WHAT TO DO.
Copy out all of the material exactly as presented.

SUPPLIED DATA.
____________________

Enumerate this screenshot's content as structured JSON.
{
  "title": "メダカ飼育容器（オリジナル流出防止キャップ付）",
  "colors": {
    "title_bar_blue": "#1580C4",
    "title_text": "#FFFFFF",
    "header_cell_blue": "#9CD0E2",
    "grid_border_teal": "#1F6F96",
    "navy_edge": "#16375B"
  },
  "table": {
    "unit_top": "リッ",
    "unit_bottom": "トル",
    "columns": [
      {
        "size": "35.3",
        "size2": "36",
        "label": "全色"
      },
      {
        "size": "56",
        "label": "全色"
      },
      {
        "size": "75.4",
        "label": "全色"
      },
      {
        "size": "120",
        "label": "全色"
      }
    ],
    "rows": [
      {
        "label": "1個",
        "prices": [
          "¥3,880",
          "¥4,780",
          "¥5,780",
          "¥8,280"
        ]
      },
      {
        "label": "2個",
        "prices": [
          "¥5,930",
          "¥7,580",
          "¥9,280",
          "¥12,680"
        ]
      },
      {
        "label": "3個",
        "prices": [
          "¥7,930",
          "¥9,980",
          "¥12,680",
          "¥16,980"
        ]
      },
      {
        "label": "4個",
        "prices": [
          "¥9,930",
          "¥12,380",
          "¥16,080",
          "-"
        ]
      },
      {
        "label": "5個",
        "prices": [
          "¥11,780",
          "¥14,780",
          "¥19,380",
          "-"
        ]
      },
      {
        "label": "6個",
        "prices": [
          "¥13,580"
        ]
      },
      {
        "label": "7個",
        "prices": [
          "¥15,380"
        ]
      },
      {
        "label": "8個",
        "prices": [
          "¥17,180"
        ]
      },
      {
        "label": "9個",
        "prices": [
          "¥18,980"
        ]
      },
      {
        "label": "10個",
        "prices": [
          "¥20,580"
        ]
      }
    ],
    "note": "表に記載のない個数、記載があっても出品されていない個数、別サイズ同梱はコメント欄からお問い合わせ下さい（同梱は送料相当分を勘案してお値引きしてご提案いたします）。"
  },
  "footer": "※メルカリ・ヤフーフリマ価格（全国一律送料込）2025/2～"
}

____________________

EXERCISE SOLUTION.
Enumerate this screenshot's content as structured JSON.
{
  "title": "メダカ飼育容器（オリジナル流出防止キャップ付）",
  "colors": {
    "title_bar_blue": "#1580C4",
    "title_text": "#FFFFFF",
    "header_cell_blue": "#9CD0E2",
    "grid_border_teal": "#1F6F96",
    "navy_edge": "#16375B"
  },
  "table": {
    "unit_top": "リッ",
    "unit_bottom": "トル",
    "columns": [
      {
        "size": "35.3",
        "size2": "36",
        "label": "全色"
      },
      {
        "size": "56",
        "label": "全色"
      },
      {
        "size": "75.4",
        "label": "全色"
      },
      {
        "size": "120",
        "label": "全色"
      }
    ],
    "rows": [
      {
        "label": "1個",
        "prices": [
          "¥3,880",
          "¥4,780",
          "¥5,780",
          "¥8,280"
        ]
      },
      {
        "label": "2個",
        "prices": [
          "¥5,930",
          "¥7,580",
          "¥9,280",
          "¥12,680"
        ]
      },
      {
        "label": "3個",
        "prices": [
          "¥7,930",
          "¥9,980",
          "¥12,680",
          "¥16,980"
        ]
      },
      {
        "label": "4個",
        "prices": [
          "¥9,930",
          "¥12,380",
          "¥16,080",
          "-"
        ]
      },
      {
        "label": "5個",
        "prices": [
          "¥11,780",
          "¥14,780",
          "¥19,380",
          "-"
        ]
      },
      {
        "label": "6個",
        "prices": [
          "¥13,580"
        ]
      },
      {
        "label": "7個",
        "prices": [
          "¥15,380"
        ]
      },
      {
        "label": "8個",
        "prices": [
          "¥17,180"
        ]
      },
      {
        "label": "9個",
        "prices": [
          "¥18,980"
        ]
      },
      {
        "label": "10個",
        "prices": [
          "¥20,580"
        ]
      }
    ],
    "note": "表に記載のない個数、記載があっても出品されていない個数、別サイズ同梱はコメント欄からお問い合わせ下さい（同梱は送料相当分を勘案してお値引きしてご提案いたします）。"
  },
  "footer": "※メルカリ・ヤフーフリマ価格（全国一律送料込）2025/2～"
}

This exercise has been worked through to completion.